_ページ抜粋_
○ ○ ○ ○ ○ ○ ○
転売屋対策として真っ先に思い浮かぶ方法が「購入制限」です。すなわち、一人当たりの購入可能数を制限し、大量購入を防ごうとする試みです。しかしながら、この施策は実際には大きな効果を発揮していないのが現実です。なぜなら転売屋は、制限を巧みに回避する方法を持ち合わせているからです。
例えば、店舗販売の場合、転売屋は同じ店舗に繰り返し並んで購入を繰り返すことを厭いません。さらに複数の店舗を渡り歩くことで、制限を超える数量を容易に入手します。このように労力を惜しまない転売屋にとって、購入制限はほとんど障害にならないのです。特に都市部では店舗数も多いため、移動して購入することは現実的に可能であり、実効性を欠いてしまいます。
オンライン販売でも同様の問題があります。一人一アカウントと制限を設けても、転売屋は複数のアカウントを用意することで大量購入を実現させます。さらに、近年は住所や電話番号を偽装したり、第三者を巻き込むなどして制限を回避する事例も少なくありません。このため、オンライン上での単純な購入制限は意味を持たないといえるでしょう。
○ ○ ○ ○ ○ ○ ○
_取り組む課題_
1: 転売屋対策についての抜粋によると、オンライン販売で一人一アカウントの制限を設けても、転売屋はどうやって大量購入を実現させますか。
2: 転売屋対策についての抜粋のうち、「転売屋対策として真っ先に思い」から「を持たないといえるでしょう。」までの部分を一字一句そのまま書き写してください。
3: 転売屋対策と購入制限についての文章を、最後の文の続きから書き進めてください。

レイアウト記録
○ ○ ○ ○ ○ ○ ○
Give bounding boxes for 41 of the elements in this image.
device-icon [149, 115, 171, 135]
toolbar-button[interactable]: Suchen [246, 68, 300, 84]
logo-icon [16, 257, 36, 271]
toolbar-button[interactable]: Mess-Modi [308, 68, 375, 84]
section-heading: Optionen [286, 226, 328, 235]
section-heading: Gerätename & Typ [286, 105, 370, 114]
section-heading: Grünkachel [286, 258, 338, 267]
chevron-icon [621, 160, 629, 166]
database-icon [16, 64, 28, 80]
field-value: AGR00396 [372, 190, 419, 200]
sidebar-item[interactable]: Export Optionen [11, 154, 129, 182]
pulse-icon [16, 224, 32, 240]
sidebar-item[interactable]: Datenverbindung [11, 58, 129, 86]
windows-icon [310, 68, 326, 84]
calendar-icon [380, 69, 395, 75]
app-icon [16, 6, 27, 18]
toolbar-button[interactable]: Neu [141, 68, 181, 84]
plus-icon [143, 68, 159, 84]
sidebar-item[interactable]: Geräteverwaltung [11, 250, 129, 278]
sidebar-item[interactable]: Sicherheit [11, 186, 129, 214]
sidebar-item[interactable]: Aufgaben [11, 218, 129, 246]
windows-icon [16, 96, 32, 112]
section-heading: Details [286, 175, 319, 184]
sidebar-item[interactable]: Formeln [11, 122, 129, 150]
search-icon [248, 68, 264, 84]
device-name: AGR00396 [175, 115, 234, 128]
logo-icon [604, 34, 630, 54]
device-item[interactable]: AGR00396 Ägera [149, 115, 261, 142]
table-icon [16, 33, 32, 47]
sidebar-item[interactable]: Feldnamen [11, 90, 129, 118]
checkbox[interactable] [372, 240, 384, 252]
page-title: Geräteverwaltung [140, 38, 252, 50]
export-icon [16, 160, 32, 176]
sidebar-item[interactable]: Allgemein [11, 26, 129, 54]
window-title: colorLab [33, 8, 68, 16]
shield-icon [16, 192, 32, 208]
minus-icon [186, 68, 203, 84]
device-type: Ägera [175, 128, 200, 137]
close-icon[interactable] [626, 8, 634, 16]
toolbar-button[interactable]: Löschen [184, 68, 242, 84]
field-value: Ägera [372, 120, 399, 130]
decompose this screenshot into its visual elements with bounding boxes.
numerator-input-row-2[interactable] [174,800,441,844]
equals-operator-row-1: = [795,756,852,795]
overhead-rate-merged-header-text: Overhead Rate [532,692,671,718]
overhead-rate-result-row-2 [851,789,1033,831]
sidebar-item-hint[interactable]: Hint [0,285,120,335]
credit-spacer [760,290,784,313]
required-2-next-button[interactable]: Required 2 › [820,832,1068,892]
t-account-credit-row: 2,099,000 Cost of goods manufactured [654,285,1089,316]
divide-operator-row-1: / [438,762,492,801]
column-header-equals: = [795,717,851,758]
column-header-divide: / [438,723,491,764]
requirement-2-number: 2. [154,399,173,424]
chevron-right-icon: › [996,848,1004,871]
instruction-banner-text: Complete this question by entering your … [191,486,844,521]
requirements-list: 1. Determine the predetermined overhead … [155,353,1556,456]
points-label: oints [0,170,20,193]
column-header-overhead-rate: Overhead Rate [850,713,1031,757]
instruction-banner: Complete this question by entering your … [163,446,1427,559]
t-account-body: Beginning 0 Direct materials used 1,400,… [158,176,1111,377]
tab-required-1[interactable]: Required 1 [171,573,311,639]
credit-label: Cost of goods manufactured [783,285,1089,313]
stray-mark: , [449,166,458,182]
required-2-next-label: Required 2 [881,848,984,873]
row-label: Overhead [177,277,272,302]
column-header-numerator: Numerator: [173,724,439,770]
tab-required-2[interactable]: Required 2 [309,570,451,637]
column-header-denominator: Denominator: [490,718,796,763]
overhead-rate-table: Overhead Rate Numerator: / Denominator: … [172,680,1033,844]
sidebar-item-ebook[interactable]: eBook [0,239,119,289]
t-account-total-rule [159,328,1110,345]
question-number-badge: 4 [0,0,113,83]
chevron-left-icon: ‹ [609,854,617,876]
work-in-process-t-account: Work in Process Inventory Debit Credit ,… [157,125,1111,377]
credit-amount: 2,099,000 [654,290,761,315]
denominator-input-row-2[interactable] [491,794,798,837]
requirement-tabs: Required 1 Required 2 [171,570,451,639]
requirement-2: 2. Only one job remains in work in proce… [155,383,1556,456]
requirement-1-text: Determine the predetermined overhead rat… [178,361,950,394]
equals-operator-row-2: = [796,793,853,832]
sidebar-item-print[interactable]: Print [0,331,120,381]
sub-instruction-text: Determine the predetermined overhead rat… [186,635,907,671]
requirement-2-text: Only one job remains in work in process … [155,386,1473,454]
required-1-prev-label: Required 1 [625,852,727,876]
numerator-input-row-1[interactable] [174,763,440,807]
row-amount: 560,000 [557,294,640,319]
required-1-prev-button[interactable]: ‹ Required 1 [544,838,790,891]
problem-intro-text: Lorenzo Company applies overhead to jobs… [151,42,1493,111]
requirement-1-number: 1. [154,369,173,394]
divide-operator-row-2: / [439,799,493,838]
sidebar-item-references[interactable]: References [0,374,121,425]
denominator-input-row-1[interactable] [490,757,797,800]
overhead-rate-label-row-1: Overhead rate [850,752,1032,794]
○ ○ ○ ○ ○ ○ ○
_課題の解答_
1: 複数のアカウントを用意することで実現させます。

2:
転売屋対策として真っ先に思い浮かぶ方法が「購入制限」です。すなわち、一人当たりの購入可能数を制限し、大量購入を防ごうとする試みです。しかしながら、この施策は実際には大きな効果を発揮していないのが現実です。なぜなら転売屋は、制限を巧みに回避する方法を持ち合わせているからです。
例えば、店舗販売の場合、転売屋は同じ店舗に繰り返し並んで購入を繰り返すことを厭いません。さらに複数の店舗を渡り歩くことで、制限を超える数量を容易に入手します。このように労力を惜しまない転売屋にとって、購入制限はほとんど障害にならないのです。特に都市部では店舗数も多いため、移動して購入することは現実的に可能であり、実効性を欠いてしまいます。
オンライン販売でも同様の問題があります。一人一アカウントと制限を設けても、転売屋は複数のアカウントを用意することで大量購入を実現させます。さらに、近年は住所や電話番号を偽装したり、第三者を巻き込むなどして制限を回避する事例も少なくありません。このため、オンライン上での単純な購入制限は意味を持たないといえるでしょう。

3:
むしろ、購入制限があるからといって一般消費者が安心すると、結果的に転売屋に出し抜かれる構図が固定化する可能性すらあります。実効性の薄い施策は、企業の姿勢としても不十分と見なされやすく、むしろ批判を招く場合もあるのです。したがって、購入制限のような表面的な対応にとどまらず、より本質的な対策を模索することが求められています。

時差購入

購入制限がほとんど効果を発揮しない現実を踏まえると、別の角度からの対策が必要です。その一つとして注目されているのが「時差購入」という方法です。これは消費者が商品やサービスを購入した直後に、人気のある特典や限定グッズを即時に渡すのではなく、一定の時間をおいてから提供する仕組みを指します。
この方式を導入した事例として評価されているのが、吉野家の取り組みです。吉野家では、人気景品がつくキャンペーンを実施する際、景品を食事購入後すぐに渡すのではなく、数か月後に郵送する方式を採用しました。これにより、転売屋が「今すぐ手に入れて高額で売り抜く」という戦略を取りにくくしました。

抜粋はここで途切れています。